What to work on
Return each of the records below word for word, with nothing added, dropped, or changed.

Data section
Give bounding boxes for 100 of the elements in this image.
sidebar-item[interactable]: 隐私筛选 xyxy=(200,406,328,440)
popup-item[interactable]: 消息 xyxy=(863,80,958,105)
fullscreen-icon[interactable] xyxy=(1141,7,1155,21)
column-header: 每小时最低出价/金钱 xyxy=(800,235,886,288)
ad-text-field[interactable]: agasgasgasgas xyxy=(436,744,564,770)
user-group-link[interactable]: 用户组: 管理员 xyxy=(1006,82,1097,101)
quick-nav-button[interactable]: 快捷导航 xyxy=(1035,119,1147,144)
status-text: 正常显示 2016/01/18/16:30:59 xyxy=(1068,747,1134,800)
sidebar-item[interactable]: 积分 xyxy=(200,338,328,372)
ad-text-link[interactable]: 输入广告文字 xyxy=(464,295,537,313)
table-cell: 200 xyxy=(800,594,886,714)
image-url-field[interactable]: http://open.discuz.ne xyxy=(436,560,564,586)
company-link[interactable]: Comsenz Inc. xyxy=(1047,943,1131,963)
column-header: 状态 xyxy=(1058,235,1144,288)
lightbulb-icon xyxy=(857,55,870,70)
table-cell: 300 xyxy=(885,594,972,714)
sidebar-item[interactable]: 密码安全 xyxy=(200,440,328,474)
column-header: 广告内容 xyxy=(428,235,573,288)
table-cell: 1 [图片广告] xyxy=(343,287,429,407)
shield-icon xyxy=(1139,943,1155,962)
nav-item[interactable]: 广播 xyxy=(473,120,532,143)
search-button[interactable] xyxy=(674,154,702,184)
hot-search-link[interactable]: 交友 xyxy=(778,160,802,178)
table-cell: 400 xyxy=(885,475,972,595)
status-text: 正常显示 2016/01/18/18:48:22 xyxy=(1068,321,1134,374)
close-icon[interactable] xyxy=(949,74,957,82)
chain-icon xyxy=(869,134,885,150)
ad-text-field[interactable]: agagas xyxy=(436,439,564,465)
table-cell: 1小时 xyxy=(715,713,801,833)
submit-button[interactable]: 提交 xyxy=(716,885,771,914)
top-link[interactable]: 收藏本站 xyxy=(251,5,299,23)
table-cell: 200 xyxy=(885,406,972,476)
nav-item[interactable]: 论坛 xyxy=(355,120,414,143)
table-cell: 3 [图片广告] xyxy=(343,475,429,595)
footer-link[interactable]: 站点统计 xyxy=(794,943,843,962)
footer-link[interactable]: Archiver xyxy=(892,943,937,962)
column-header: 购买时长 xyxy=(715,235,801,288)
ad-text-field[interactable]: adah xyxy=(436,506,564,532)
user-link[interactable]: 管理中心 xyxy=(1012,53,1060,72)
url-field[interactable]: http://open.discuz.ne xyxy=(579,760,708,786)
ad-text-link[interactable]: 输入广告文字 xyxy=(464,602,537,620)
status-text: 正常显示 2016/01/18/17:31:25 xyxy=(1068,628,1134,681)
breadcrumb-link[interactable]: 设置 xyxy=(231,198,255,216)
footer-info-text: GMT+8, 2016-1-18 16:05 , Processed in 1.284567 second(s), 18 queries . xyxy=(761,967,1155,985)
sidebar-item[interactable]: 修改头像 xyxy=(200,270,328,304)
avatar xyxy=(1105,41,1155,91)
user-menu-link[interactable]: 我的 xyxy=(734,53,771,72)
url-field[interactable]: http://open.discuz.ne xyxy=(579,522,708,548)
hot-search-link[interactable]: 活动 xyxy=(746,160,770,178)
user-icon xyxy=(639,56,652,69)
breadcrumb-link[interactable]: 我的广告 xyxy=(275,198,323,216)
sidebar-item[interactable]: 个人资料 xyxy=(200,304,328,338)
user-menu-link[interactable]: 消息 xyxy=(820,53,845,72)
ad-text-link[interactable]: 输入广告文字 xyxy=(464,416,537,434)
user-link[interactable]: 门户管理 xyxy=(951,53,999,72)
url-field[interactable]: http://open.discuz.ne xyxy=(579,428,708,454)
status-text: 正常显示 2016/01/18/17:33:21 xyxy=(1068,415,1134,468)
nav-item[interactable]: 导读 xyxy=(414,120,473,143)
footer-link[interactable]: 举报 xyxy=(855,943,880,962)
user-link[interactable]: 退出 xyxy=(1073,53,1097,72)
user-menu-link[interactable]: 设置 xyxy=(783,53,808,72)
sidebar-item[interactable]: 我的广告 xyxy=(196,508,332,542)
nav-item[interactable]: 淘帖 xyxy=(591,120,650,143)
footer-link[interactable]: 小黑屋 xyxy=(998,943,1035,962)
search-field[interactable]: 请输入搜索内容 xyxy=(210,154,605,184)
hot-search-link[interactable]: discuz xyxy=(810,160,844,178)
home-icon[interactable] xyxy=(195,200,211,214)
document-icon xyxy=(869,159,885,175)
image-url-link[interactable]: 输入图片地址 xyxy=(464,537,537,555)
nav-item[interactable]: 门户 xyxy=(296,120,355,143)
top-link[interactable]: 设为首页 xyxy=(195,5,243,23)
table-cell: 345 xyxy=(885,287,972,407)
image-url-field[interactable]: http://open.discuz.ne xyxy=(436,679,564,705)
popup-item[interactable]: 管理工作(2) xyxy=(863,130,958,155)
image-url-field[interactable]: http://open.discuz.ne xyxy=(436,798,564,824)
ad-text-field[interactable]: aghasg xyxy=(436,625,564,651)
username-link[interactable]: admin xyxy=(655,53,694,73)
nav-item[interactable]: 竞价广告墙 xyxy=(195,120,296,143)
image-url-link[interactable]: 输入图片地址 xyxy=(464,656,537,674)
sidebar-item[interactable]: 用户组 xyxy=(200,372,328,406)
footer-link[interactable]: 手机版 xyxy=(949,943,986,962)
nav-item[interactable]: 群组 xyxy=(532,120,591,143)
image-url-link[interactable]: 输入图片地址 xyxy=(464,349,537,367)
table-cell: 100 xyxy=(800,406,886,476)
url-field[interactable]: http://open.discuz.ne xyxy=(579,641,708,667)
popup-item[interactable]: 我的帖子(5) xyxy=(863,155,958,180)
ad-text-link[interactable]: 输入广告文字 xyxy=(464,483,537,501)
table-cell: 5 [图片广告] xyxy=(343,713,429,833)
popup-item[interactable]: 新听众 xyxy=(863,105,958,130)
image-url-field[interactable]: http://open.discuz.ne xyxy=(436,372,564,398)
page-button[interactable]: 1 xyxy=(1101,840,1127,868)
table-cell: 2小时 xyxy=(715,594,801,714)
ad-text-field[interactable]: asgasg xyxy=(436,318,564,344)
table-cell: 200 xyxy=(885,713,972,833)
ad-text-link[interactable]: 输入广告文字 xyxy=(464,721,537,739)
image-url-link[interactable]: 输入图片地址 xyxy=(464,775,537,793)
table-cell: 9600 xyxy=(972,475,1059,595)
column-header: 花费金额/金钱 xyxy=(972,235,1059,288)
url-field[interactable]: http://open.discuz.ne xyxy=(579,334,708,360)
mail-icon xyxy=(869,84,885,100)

Solved exercise
Give bounding boxes for 100 of the elements in this image.
sidebar-item[interactable]: 隐私筛选 xyxy=(200,406,328,440)
popup-item[interactable]: 消息 xyxy=(863,80,958,105)
fullscreen-icon[interactable] xyxy=(1141,7,1155,21)
column-header: 每小时最低出价/金钱 xyxy=(800,235,886,288)
ad-text-field[interactable]: agasgasgasgas xyxy=(436,744,564,770)
user-group-link[interactable]: 用户组: 管理员 xyxy=(1006,82,1097,101)
quick-nav-button[interactable]: 快捷导航 xyxy=(1035,119,1147,144)
status-text: 正常显示 2016/01/18/16:30:59 xyxy=(1068,747,1134,800)
sidebar-item[interactable]: 积分 xyxy=(200,338,328,372)
ad-text-link[interactable]: 输入广告文字 xyxy=(464,295,537,313)
table-cell: 200 xyxy=(800,594,886,714)
image-url-field[interactable]: http://open.discuz.ne xyxy=(436,560,564,586)
company-link[interactable]: Comsenz Inc. xyxy=(1047,943,1131,963)
column-header: 状态 xyxy=(1058,235,1144,288)
lightbulb-icon xyxy=(857,55,870,70)
table-cell: 300 xyxy=(885,594,972,714)
sidebar-item[interactable]: 密码安全 xyxy=(200,440,328,474)
column-header: 广告内容 xyxy=(428,235,573,288)
table-cell: 1 [图片广告] xyxy=(343,287,429,407)
shield-icon xyxy=(1139,943,1155,962)
nav-item[interactable]: 广播 xyxy=(473,120,532,143)
search-button[interactable] xyxy=(674,154,702,184)
hot-search-link[interactable]: 交友 xyxy=(778,160,802,178)
table-cell: 400 xyxy=(885,475,972,595)
status-text: 正常显示 2016/01/18/18:48:22 xyxy=(1068,321,1134,374)
close-icon[interactable] xyxy=(949,74,957,82)
chain-icon xyxy=(869,134,885,150)
ad-text-field[interactable]: agagas xyxy=(436,439,564,465)
table-cell: 1小时 xyxy=(715,713,801,833)
submit-button[interactable]: 提交 xyxy=(716,885,771,914)
top-link[interactable]: 收藏本站 xyxy=(251,5,299,23)
table-cell: 200 xyxy=(885,406,972,476)
nav-item[interactable]: 论坛 xyxy=(355,120,414,143)
table-cell: 3 [图片广告] xyxy=(343,475,429,595)
footer-link[interactable]: 站点统计 xyxy=(794,943,843,962)
footer-link[interactable]: Archiver xyxy=(892,943,937,962)
column-header: 购买时长 xyxy=(715,235,801,288)
ad-text-field[interactable]: adah xyxy=(436,506,564,532)
user-link[interactable]: 管理中心 xyxy=(1012,53,1060,72)
url-field[interactable]: http://open.discuz.ne xyxy=(579,760,708,786)
ad-text-link[interactable]: 输入广告文字 xyxy=(464,602,537,620)
status-text: 正常显示 2016/01/18/17:31:25 xyxy=(1068,628,1134,681)
breadcrumb-link[interactable]: 设置 xyxy=(231,198,255,216)
footer-info-text: GMT+8, 2016-1-18 16:05 , Processed in 1.284567 second(s), 18 queries . xyxy=(761,967,1155,985)
sidebar-item[interactable]: 修改头像 xyxy=(200,270,328,304)
avatar xyxy=(1105,41,1155,91)
user-menu-link[interactable]: 我的 xyxy=(734,53,771,72)
url-field[interactable]: http://open.discuz.ne xyxy=(579,522,708,548)
hot-search-link[interactable]: 活动 xyxy=(746,160,770,178)
user-icon xyxy=(639,56,652,69)
breadcrumb-link[interactable]: 我的广告 xyxy=(275,198,323,216)
sidebar-item[interactable]: 个人资料 xyxy=(200,304,328,338)
user-menu-link[interactable]: 消息 xyxy=(820,53,845,72)
ad-text-link[interactable]: 输入广告文字 xyxy=(464,416,537,434)
user-link[interactable]: 门户管理 xyxy=(951,53,999,72)
url-field[interactable]: http://open.discuz.ne xyxy=(579,428,708,454)
status-text: 正常显示 2016/01/18/17:33:21 xyxy=(1068,415,1134,468)
nav-item[interactable]: 导读 xyxy=(414,120,473,143)
footer-link[interactable]: 举报 xyxy=(855,943,880,962)
user-link[interactable]: 退出 xyxy=(1073,53,1097,72)
user-menu-link[interactable]: 设置 xyxy=(783,53,808,72)
sidebar-item[interactable]: 我的广告 xyxy=(196,508,332,542)
nav-item[interactable]: 淘帖 xyxy=(591,120,650,143)
footer-link[interactable]: 小黑屋 xyxy=(998,943,1035,962)
search-field[interactable]: 请输入搜索内容 xyxy=(210,154,605,184)
hot-search-link[interactable]: discuz xyxy=(810,160,844,178)
home-icon[interactable] xyxy=(195,200,211,214)
document-icon xyxy=(869,159,885,175)
image-url-link[interactable]: 输入图片地址 xyxy=(464,537,537,555)
nav-item[interactable]: 门户 xyxy=(296,120,355,143)
top-link[interactable]: 设为首页 xyxy=(195,5,243,23)
table-cell: 345 xyxy=(885,287,972,407)
image-url-field[interactable]: http://open.discuz.ne xyxy=(436,679,564,705)
popup-item[interactable]: 管理工作(2) xyxy=(863,130,958,155)
image-url-field[interactable]: http://open.discuz.ne xyxy=(436,798,564,824)
ad-text-field[interactable]: aghasg xyxy=(436,625,564,651)
username-link[interactable]: admin xyxy=(655,53,694,73)
nav-item[interactable]: 竞价广告墙 xyxy=(195,120,296,143)
image-url-link[interactable]: 输入图片地址 xyxy=(464,656,537,674)
sidebar-item[interactable]: 用户组 xyxy=(200,372,328,406)
footer-link[interactable]: 手机版 xyxy=(949,943,986,962)
nav-item[interactable]: 群组 xyxy=(532,120,591,143)
image-url-link[interactable]: 输入图片地址 xyxy=(464,349,537,367)
table-cell: 100 xyxy=(800,406,886,476)
url-field[interactable]: http://open.discuz.ne xyxy=(579,641,708,667)
popup-item[interactable]: 我的帖子(5) xyxy=(863,155,958,180)
ad-text-link[interactable]: 输入广告文字 xyxy=(464,483,537,501)
table-cell: 5 [图片广告] xyxy=(343,713,429,833)
popup-item[interactable]: 新听众 xyxy=(863,105,958,130)
image-url-field[interactable]: http://open.discuz.ne xyxy=(436,372,564,398)
page-button[interactable]: 1 xyxy=(1101,840,1127,868)
table-cell: 2小时 xyxy=(715,594,801,714)
ad-text-field[interactable]: asgasg xyxy=(436,318,564,344)
table-cell: 200 xyxy=(885,713,972,833)
ad-text-link[interactable]: 输入广告文字 xyxy=(464,721,537,739)
image-url-link[interactable]: 输入图片地址 xyxy=(464,775,537,793)
table-cell: 9600 xyxy=(972,475,1059,595)
column-header: 花费金额/金钱 xyxy=(972,235,1059,288)
url-field[interactable]: http://open.discuz.ne xyxy=(579,334,708,360)
mail-icon xyxy=(869,84,885,100)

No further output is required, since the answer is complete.